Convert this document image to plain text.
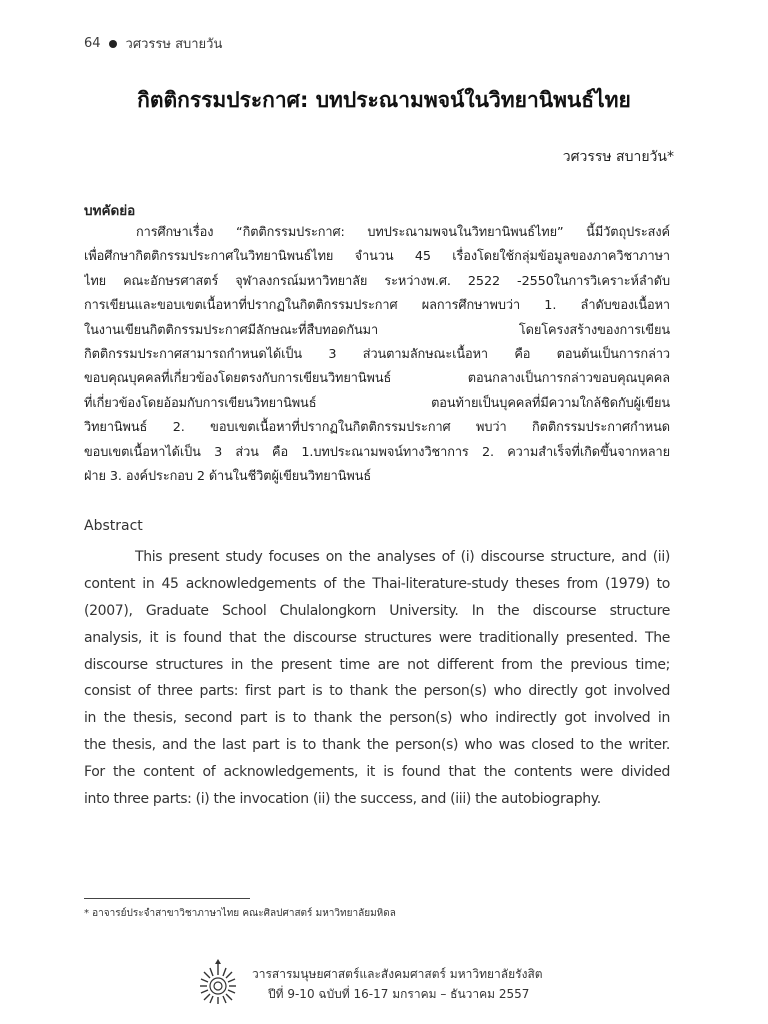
64 วศวรรษ สบายวัน
กิตติกรรมประกาศ: บทประณามพจน์ในวิทยานิพนธ์ไทย
วศวรรษ สบายวัน*
บทคัดย่อ

การศึกษาเรื่อง “กิตติกรรมประกาศ: บทประณามพจนในวิทยานิพนธ์ไทย” นี้มีวัตถุประสงค์

เพื่อศึกษากิตติกรรมประกาศในวิทยานิพนธ์ไทย จำนวน 45 เรื่องโดยใช้กลุ่มข้อมูลของภาควิชาภาษา

ไทย คณะอักษรศาสตร์ จุฬาลงกรณ์มหาวิทยาลัย ระหว่างพ.ศ. 2522 -2550ในการวิเคราะห์ลำดับ

การเขียนและขอบเขตเนื้อหาที่ปรากฏในกิตติกรรมประกาศ ผลการศึกษาพบว่า 1. ลำดับของเนื้อหา

ในงานเขียนกิตติกรรมประกาศมีลักษณะที่สืบทอดกันมา โดยโครงสร้างของการเขียน

กิตติกรรมประกาศสามารถกำหนดได้เป็น 3 ส่วนตามลักษณะเนื้อหา คือ ตอนต้นเป็นการกล่าว

ขอบคุณบุคคลที่เกี่ยวข้องโดยตรงกับการเขียนวิทยานิพนธ์ ตอนกลางเป็นการกล่าวขอบคุณบุคคล

ที่เกี่ยวข้องโดยอ้อมกับการเขียนวิทยานิพนธ์ ตอนท้ายเป็นบุคคลที่มีความใกล้ชิดกับผู้เขียน

วิทยานิพนธ์ 2. ขอบเขตเนื้อหาที่ปรากฏในกิตติกรรมประกาศ พบว่า กิตติกรรมประกาศกำหนด

ขอบเขตเนื้อหาได้เป็น 3 ส่วน คือ 1.บทประณามพจน์ทางวิชาการ 2. ความสำเร็จที่เกิดขึ้นจากหลาย

ฝ่าย 3. องค์ประกอบ 2 ด้านในชีวิตผู้เขียนวิทยานิพนธ์

Abstract

This present study focuses on the analyses of (i) discourse structure, and (ii)

content in 45 acknowledgements of the Thai-literature-study theses from (1979) to

(2007), Graduate School Chulalongkorn University. In the discourse structure

analysis, it is found that the discourse structures were traditionally presented. The

discourse structures in the present time are not different from the previous time;

consist of three parts: first part is to thank the person(s) who directly got involved

in the thesis, second part is to thank the person(s) who indirectly got involved in

the thesis, and the last part is to thank the person(s) who was closed to the writer.

For the content of acknowledgements, it is found that the contents were divided

into three parts: (i) the invocation (ii) the success, and (iii) the autobiography.

* อาจารย์ประจำสาขาวิชาภาษาไทย คณะศิลปศาสตร์ มหาวิทยาลัยมหิดล
วารสารมนุษยศาสตร์และสังคมศาสตร์ มหาวิทยาลัยรังสิต
ปีที่ 9-10 ฉบับที่ 16-17 มกราคม – ธันวาคม 2557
___
Omitting all images, retype each line of the records precisely.

Convert this document image to plain text.
64 วศวรรษ สบายวัน
กิตติกรรมประกาศ: บทประณามพจน์ในวิทยานิพนธ์ไทย
วศวรรษ สบายวัน*
บทคัดย่อ

การศึกษาเรื่อง “กิตติกรรมประกาศ: บทประณามพจนในวิทยานิพนธ์ไทย” นี้มีวัตถุประสงค์

เพื่อศึกษากิตติกรรมประกาศในวิทยานิพนธ์ไทย จำนวน 45 เรื่องโดยใช้กลุ่มข้อมูลของภาควิชาภาษา

ไทย คณะอักษรศาสตร์ จุฬาลงกรณ์มหาวิทยาลัย ระหว่างพ.ศ. 2522 -2550ในการวิเคราะห์ลำดับ

การเขียนและขอบเขตเนื้อหาที่ปรากฏในกิตติกรรมประกาศ ผลการศึกษาพบว่า 1. ลำดับของเนื้อหา

ในงานเขียนกิตติกรรมประกาศมีลักษณะที่สืบทอดกันมา โดยโครงสร้างของการเขียน

กิตติกรรมประกาศสามารถกำหนดได้เป็น 3 ส่วนตามลักษณะเนื้อหา คือ ตอนต้นเป็นการกล่าว

ขอบคุณบุคคลที่เกี่ยวข้องโดยตรงกับการเขียนวิทยานิพนธ์ ตอนกลางเป็นการกล่าวขอบคุณบุคคล

ที่เกี่ยวข้องโดยอ้อมกับการเขียนวิทยานิพนธ์ ตอนท้ายเป็นบุคคลที่มีความใกล้ชิดกับผู้เขียน

วิทยานิพนธ์ 2. ขอบเขตเนื้อหาที่ปรากฏในกิตติกรรมประกาศ พบว่า กิตติกรรมประกาศกำหนด

ขอบเขตเนื้อหาได้เป็น 3 ส่วน คือ 1.บทประณามพจน์ทางวิชาการ 2. ความสำเร็จที่เกิดขึ้นจากหลาย

ฝ่าย 3. องค์ประกอบ 2 ด้านในชีวิตผู้เขียนวิทยานิพนธ์

Abstract

This present study focuses on the analyses of (i) discourse structure, and (ii)

content in 45 acknowledgements of the Thai-literature-study theses from (1979) to

(2007), Graduate School Chulalongkorn University. In the discourse structure

analysis, it is found that the discourse structures were traditionally presented. The

discourse structures in the present time are not different from the previous time;

consist of three parts: first part is to thank the person(s) who directly got involved

in the thesis, second part is to thank the person(s) who indirectly got involved in

the thesis, and the last part is to thank the person(s) who was closed to the writer.

For the content of acknowledgements, it is found that the contents were divided

into three parts: (i) the invocation (ii) the success, and (iii) the autobiography.

* อาจารย์ประจำสาขาวิชาภาษาไทย คณะศิลปศาสตร์ มหาวิทยาลัยมหิดล
วารสารมนุษยศาสตร์และสังคมศาสตร์ มหาวิทยาลัยรังสิต
ปีที่ 9-10 ฉบับที่ 16-17 มกราคม – ธันวาคม 2557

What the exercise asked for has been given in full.